• **Brief**:
Write out each entry again. Keep every word exactly as it is.

• **Stored rows**:
########################################

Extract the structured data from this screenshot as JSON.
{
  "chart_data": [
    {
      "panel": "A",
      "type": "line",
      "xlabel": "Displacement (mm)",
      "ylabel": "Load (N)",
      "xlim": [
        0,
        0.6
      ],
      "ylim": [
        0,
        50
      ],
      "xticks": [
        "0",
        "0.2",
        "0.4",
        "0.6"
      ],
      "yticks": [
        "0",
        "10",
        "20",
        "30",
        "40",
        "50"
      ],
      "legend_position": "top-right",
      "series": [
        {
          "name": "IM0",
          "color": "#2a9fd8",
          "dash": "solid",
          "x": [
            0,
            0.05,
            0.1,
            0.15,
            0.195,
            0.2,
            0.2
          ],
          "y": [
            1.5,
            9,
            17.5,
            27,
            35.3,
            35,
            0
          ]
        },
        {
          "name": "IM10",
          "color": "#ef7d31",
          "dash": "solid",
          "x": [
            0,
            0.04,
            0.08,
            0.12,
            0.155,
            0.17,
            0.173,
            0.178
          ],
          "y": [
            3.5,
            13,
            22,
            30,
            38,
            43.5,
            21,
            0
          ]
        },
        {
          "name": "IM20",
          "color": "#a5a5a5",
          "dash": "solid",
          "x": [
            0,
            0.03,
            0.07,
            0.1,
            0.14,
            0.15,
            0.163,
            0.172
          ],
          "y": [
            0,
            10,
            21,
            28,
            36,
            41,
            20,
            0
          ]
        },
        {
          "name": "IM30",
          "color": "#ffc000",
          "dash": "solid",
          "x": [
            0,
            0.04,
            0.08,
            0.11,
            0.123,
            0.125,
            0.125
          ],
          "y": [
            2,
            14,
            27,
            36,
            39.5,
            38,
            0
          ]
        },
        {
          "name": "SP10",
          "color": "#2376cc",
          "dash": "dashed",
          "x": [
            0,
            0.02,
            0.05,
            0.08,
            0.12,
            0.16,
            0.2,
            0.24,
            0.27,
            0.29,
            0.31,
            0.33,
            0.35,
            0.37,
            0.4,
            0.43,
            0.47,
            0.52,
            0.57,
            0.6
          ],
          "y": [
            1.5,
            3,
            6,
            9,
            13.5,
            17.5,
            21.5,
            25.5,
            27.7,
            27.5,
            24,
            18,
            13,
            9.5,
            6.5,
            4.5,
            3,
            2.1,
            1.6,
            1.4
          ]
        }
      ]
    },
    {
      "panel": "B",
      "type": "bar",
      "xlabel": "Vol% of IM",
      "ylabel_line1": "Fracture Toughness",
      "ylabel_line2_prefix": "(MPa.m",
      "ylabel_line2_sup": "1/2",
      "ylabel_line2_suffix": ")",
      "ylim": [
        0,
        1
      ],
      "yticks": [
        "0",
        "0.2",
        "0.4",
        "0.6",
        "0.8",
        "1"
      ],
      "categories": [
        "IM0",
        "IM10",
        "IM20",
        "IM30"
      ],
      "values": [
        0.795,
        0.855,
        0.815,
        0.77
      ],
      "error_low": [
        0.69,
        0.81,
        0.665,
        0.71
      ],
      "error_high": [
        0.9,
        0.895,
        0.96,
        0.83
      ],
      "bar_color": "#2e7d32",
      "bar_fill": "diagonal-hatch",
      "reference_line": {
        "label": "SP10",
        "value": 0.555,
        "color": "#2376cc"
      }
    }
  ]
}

########################################

• **Written response**:
Extract the structured data from this screenshot as JSON.
{
  "chart_data": [
    {
      "panel": "A",
      "type": "line",
      "xlabel": "Displacement (mm)",
      "ylabel": "Load (N)",
      "xlim": [
        0,
        0.6
      ],
      "ylim": [
        0,
        50
      ],
      "xticks": [
        "0",
        "0.2",
        "0.4",
        "0.6"
      ],
      "yticks": [
        "0",
        "10",
        "20",
        "30",
        "40",
        "50"
      ],
      "legend_position": "top-right",
      "series": [
        {
          "name": "IM0",
          "color": "#2a9fd8",
          "dash": "solid",
          "x": [
            0,
            0.05,
            0.1,
            0.15,
            0.195,
            0.2,
            0.2
          ],
          "y": [
            1.5,
            9,
            17.5,
            27,
            35.3,
            35,
            0
          ]
        },
        {
          "name": "IM10",
          "color": "#ef7d31",
          "dash": "solid",
          "x": [
            0,
            0.04,
            0.08,
            0.12,
            0.155,
            0.17,
            0.173,
            0.178
          ],
          "y": [
            3.5,
            13,
            22,
            30,
            38,
            43.5,
            21,
            0
          ]
        },
        {
          "name": "IM20",
          "color": "#a5a5a5",
          "dash": "solid",
          "x": [
            0,
            0.03,
            0.07,
            0.1,
            0.14,
            0.15,
            0.163,
            0.172
          ],
          "y": [
            0,
            10,
            21,
            28,
            36,
            41,
            20,
            0
          ]
        },
        {
          "name": "IM30",
          "color": "#ffc000",
          "dash": "solid",
          "x": [
            0,
            0.04,
            0.08,
            0.11,
            0.123,
            0.125,
            0.125
          ],
          "y": [
            2,
            14,
            27,
            36,
            39.5,
            38,
            0
          ]
        },
        {
          "name": "SP10",
          "color": "#2376cc",
          "dash": "dashed",
          "x": [
            0,
            0.02,
            0.05,
            0.08,
            0.12,
            0.16,
            0.2,
            0.24,
            0.27,
            0.29,
            0.31,
            0.33,
            0.35,
            0.37,
            0.4,
            0.43,
            0.47,
            0.52,
            0.57,
            0.6
          ],
          "y": [
            1.5,
            3,
            6,
            9,
            13.5,
            17.5,
            21.5,
            25.5,
            27.7,
            27.5,
            24,
            18,
            13,
            9.5,
            6.5,
            4.5,
            3,
            2.1,
            1.6,
            1.4
          ]
        }
      ]
    },
    {
      "panel": "B",
      "type": "bar",
      "xlabel": "Vol% of IM",
      "ylabel_line1": "Fracture Toughness",
      "ylabel_line2_prefix": "(MPa.m",
      "ylabel_line2_sup": "1/2",
      "ylabel_line2_suffix": ")",
      "ylim": [
        0,
        1
      ],
      "yticks": [
        "0",
        "0.2",
        "0.4",
        "0.6",
        "0.8",
        "1"
      ],
      "categories": [
        "IM0",
        "IM10",
        "IM20",
        "IM30"
      ],
      "values": [
        0.795,
        0.855,
        0.815,
        0.77
      ],
      "error_low": [
        0.69,
        0.81,
        0.665,
        0.71
      ],
      "error_high": [
        0.9,
        0.895,
        0.96,
        0.83
      ],
      "bar_color": "#2e7d32",
      "bar_fill": "diagonal-hatch",
      "reference_line": {
        "label": "SP10",
        "value": 0.555,
        "color": "#2376cc"
      }
    }
  ]
}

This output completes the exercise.